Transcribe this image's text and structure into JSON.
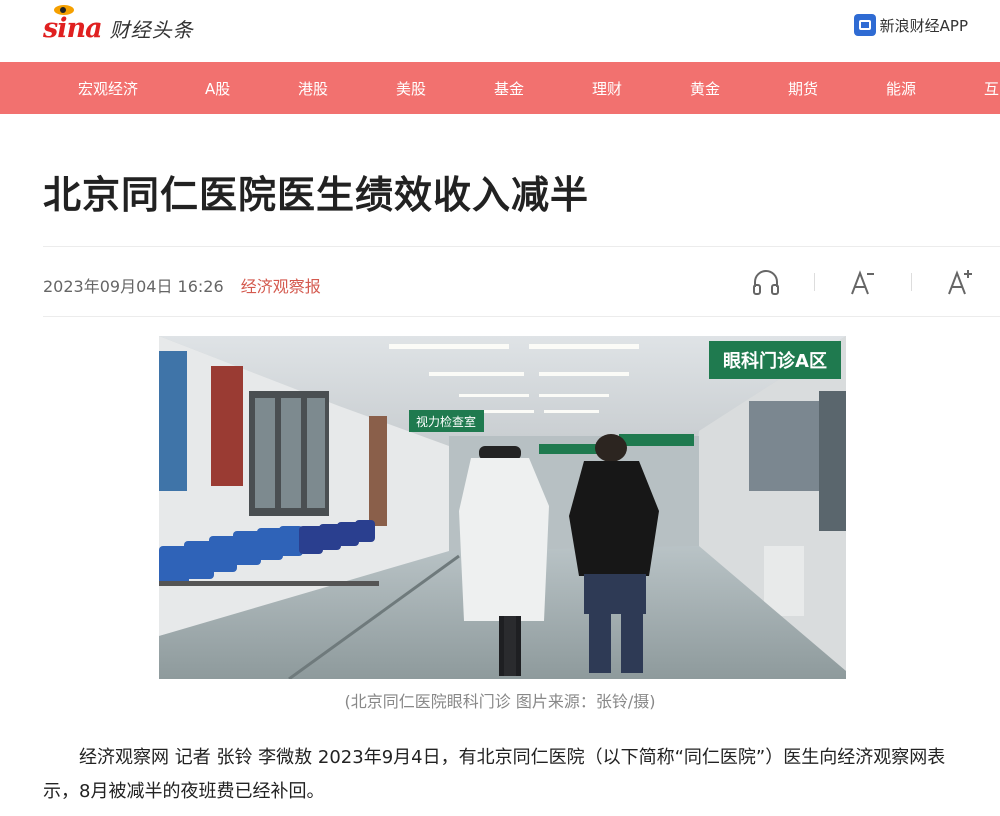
{
  "header": {
    "logo_text": "sina",
    "brand": "财经头条",
    "app_label": "新浪财经APP"
  },
  "nav": {
    "items": [
      "宏观经济",
      "A股",
      "港股",
      "美股",
      "基金",
      "理财",
      "黄金",
      "期货",
      "能源",
      "互"
    ]
  },
  "article": {
    "title": "北京同仁医院医生绩效收入减半",
    "date": "2023年09月04日 16:26",
    "source": "经济观察报",
    "photo_sign_1": "眼科门诊A区",
    "photo_sign_2": "视力检查室",
    "caption": "(北京同仁医院眼科门诊 图片来源：张铃/摄)",
    "paragraph": "经济观察网 记者 张铃 李微敖 2023年9月4日，有北京同仁医院（以下简称“同仁医院”）医生向经济观察网表示，8月被减半的夜班费已经补回。"
  },
  "tools": [
    "headphones-icon",
    "font-decrease-icon",
    "font-increase-icon"
  ],
  "colors": {
    "nav_bg": "#f2716f",
    "source": "#d45a4f",
    "logo": "#e02020"
  }
}
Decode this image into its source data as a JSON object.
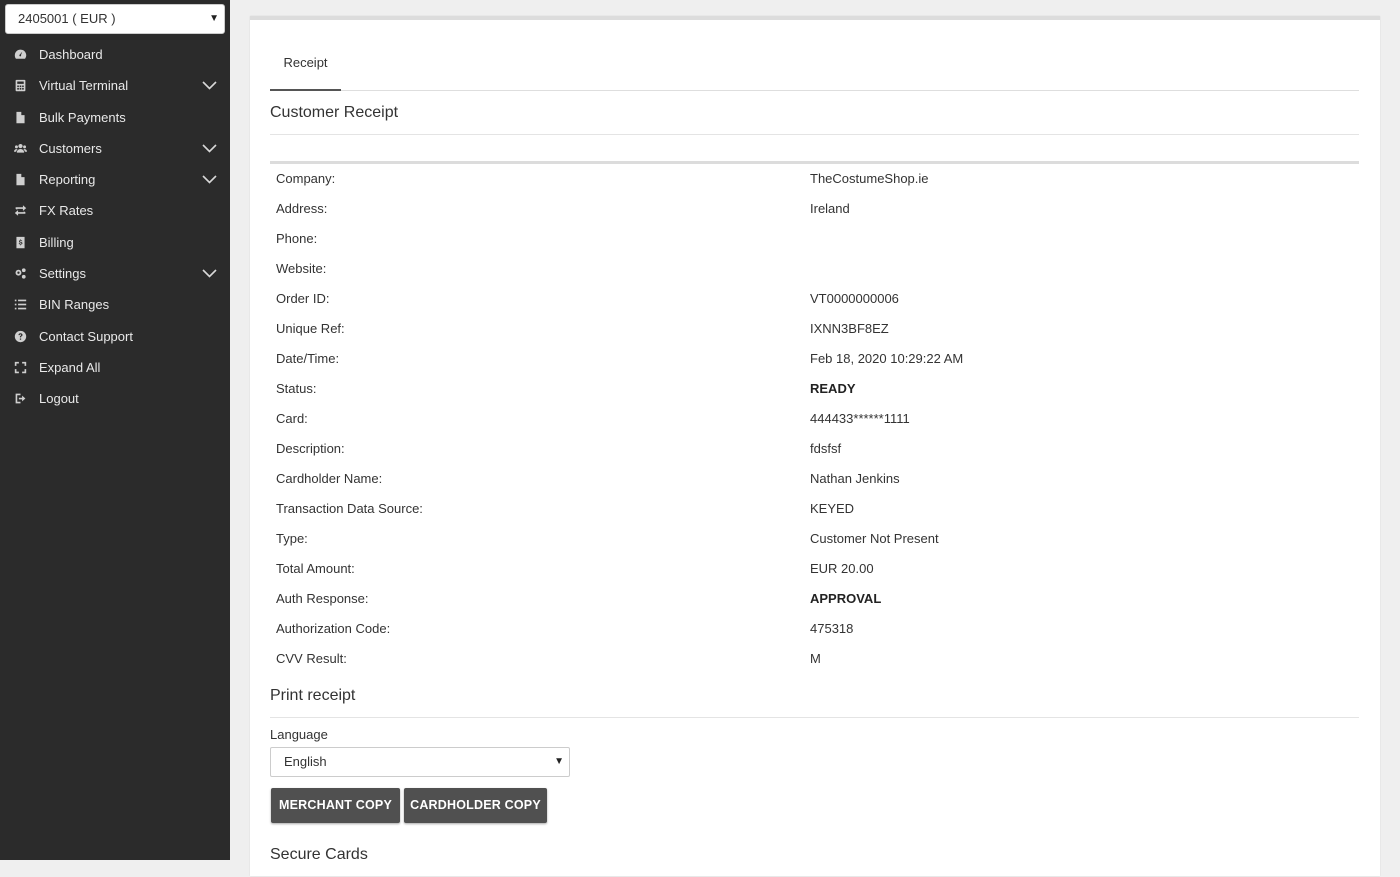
{
  "sidebar": {
    "account_select": "2405001 ( EUR )",
    "items": [
      {
        "label": "Dashboard",
        "icon": "dashboard-icon"
      },
      {
        "label": "Virtual Terminal",
        "icon": "calculator-icon"
      },
      {
        "label": "Bulk Payments",
        "icon": "document-icon"
      },
      {
        "label": "Customers",
        "icon": "users-icon"
      },
      {
        "label": "Reporting",
        "icon": "document-icon"
      },
      {
        "label": "FX Rates",
        "icon": "exchange-icon"
      },
      {
        "label": "Billing",
        "icon": "dollar-file-icon"
      },
      {
        "label": "Settings",
        "icon": "gears-icon"
      },
      {
        "label": "BIN Ranges",
        "icon": "list-icon"
      },
      {
        "label": "Contact Support",
        "icon": "question-icon"
      },
      {
        "label": "Expand All",
        "icon": "expand-icon"
      },
      {
        "label": "Logout",
        "icon": "logout-icon"
      }
    ]
  },
  "main": {
    "tab_label": "Receipt",
    "customer_receipt_title": "Customer Receipt",
    "receipt": {
      "company": {
        "label": "Company:",
        "value": "TheCostumeShop.ie"
      },
      "address": {
        "label": "Address:",
        "value": "Ireland"
      },
      "phone": {
        "label": "Phone:",
        "value": ""
      },
      "website": {
        "label": "Website:",
        "value": ""
      },
      "order_id": {
        "label": "Order ID:",
        "value": "VT0000000006"
      },
      "unique_ref": {
        "label": "Unique Ref:",
        "value": "IXNN3BF8EZ"
      },
      "datetime": {
        "label": "Date/Time:",
        "value": "Feb 18, 2020 10:29:22 AM"
      },
      "status": {
        "label": "Status:",
        "value": "READY"
      },
      "card": {
        "label": "Card:",
        "value": "444433******1111"
      },
      "description": {
        "label": "Description:",
        "value": "fdsfsf"
      },
      "cardholder": {
        "label": "Cardholder Name:",
        "value": "Nathan Jenkins"
      },
      "data_source": {
        "label": "Transaction Data Source:",
        "value": "KEYED"
      },
      "type": {
        "label": "Type:",
        "value": "Customer Not Present"
      },
      "total": {
        "label": "Total Amount:",
        "value": "EUR 20.00"
      },
      "auth_response": {
        "label": "Auth Response:",
        "value": "APPROVAL"
      },
      "auth_code": {
        "label": "Authorization Code:",
        "value": "475318"
      },
      "cvv": {
        "label": "CVV Result:",
        "value": "M"
      }
    },
    "print_title": "Print receipt",
    "language_label": "Language",
    "language_value": "English",
    "merchant_copy": "MERCHANT COPY",
    "cardholder_copy": "CARDHOLDER COPY",
    "secure_cards_title": "Secure Cards"
  }
}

_ _ _ _ _

GIVEN REQUEST
Work out how many lines in the records above hold the string "image", then give only that count.

RESULT BELOW
2